— start Data entries —

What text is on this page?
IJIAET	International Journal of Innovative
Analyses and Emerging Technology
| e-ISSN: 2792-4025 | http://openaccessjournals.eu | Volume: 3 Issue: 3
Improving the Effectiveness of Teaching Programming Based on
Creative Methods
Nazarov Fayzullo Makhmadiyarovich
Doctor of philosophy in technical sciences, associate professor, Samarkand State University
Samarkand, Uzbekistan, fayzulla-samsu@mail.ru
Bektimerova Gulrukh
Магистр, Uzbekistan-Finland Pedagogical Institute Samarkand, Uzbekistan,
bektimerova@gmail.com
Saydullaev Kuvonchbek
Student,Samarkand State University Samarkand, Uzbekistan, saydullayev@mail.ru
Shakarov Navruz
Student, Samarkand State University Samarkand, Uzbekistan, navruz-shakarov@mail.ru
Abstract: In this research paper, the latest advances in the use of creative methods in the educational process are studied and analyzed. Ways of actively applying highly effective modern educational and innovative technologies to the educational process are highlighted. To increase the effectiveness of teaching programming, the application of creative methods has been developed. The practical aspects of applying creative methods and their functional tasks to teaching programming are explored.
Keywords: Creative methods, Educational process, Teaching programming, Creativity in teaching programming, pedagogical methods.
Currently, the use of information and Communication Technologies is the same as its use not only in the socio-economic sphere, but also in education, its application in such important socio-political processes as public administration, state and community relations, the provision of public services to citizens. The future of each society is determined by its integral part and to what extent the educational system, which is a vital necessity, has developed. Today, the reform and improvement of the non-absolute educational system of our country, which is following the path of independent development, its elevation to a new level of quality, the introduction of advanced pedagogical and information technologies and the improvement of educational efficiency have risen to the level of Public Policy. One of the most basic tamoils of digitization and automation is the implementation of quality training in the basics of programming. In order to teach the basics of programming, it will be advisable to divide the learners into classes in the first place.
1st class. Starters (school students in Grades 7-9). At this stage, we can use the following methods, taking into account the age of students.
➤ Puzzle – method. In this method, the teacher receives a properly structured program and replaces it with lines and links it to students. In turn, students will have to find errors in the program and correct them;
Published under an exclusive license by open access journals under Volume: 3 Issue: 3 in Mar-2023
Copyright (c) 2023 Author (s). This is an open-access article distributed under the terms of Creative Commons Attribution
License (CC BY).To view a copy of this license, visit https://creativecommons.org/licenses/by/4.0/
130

— end Data entries —

* _Description of the task_
Go through the listing above and restate it word for word.

* _Final result_
What text is on this page?
IJIAET	International Journal of Innovative
Analyses and Emerging Technology
| e-ISSN: 2792-4025 | http://openaccessjournals.eu | Volume: 3 Issue: 3
Improving the Effectiveness of Teaching Programming Based on
Creative Methods
Nazarov Fayzullo Makhmadiyarovich
Doctor of philosophy in technical sciences, associate professor, Samarkand State University
Samarkand, Uzbekistan, fayzulla-samsu@mail.ru
Bektimerova Gulrukh
Магистр, Uzbekistan-Finland Pedagogical Institute Samarkand, Uzbekistan,
bektimerova@gmail.com
Saydullaev Kuvonchbek
Student,Samarkand State University Samarkand, Uzbekistan, saydullayev@mail.ru
Shakarov Navruz
Student, Samarkand State University Samarkand, Uzbekistan, navruz-shakarov@mail.ru
Abstract: In this research paper, the latest advances in the use of creative methods in the educational process are studied and analyzed. Ways of actively applying highly effective modern educational and innovative technologies to the educational process are highlighted. To increase the effectiveness of teaching programming, the application of creative methods has been developed. The practical aspects of applying creative methods and their functional tasks to teaching programming are explored.
Keywords: Creative methods, Educational process, Teaching programming, Creativity in teaching programming, pedagogical methods.
Currently, the use of information and Communication Technologies is the same as its use not only in the socio-economic sphere, but also in education, its application in such important socio-political processes as public administration, state and community relations, the provision of public services to citizens. The future of each society is determined by its integral part and to what extent the educational system, which is a vital necessity, has developed. Today, the reform and improvement of the non-absolute educational system of our country, which is following the path of independent development, its elevation to a new level of quality, the introduction of advanced pedagogical and information technologies and the improvement of educational efficiency have risen to the level of Public Policy. One of the most basic tamoils of digitization and automation is the implementation of quality training in the basics of programming. In order to teach the basics of programming, it will be advisable to divide the learners into classes in the first place.
1st class. Starters (school students in Grades 7-9). At this stage, we can use the following methods, taking into account the age of students.
➤ Puzzle – method. In this method, the teacher receives a properly structured program and replaces it with lines and links it to students. In turn, students will have to find errors in the program and correct them;
Published under an exclusive license by open access journals under Volume: 3 Issue: 3 in Mar-2023
Copyright (c) 2023 Author (s). This is an open-access article distributed under the terms of Creative Commons Attribution
License (CC BY).To view a copy of this license, visit https://creativecommons.org/licenses/by/4.0/
130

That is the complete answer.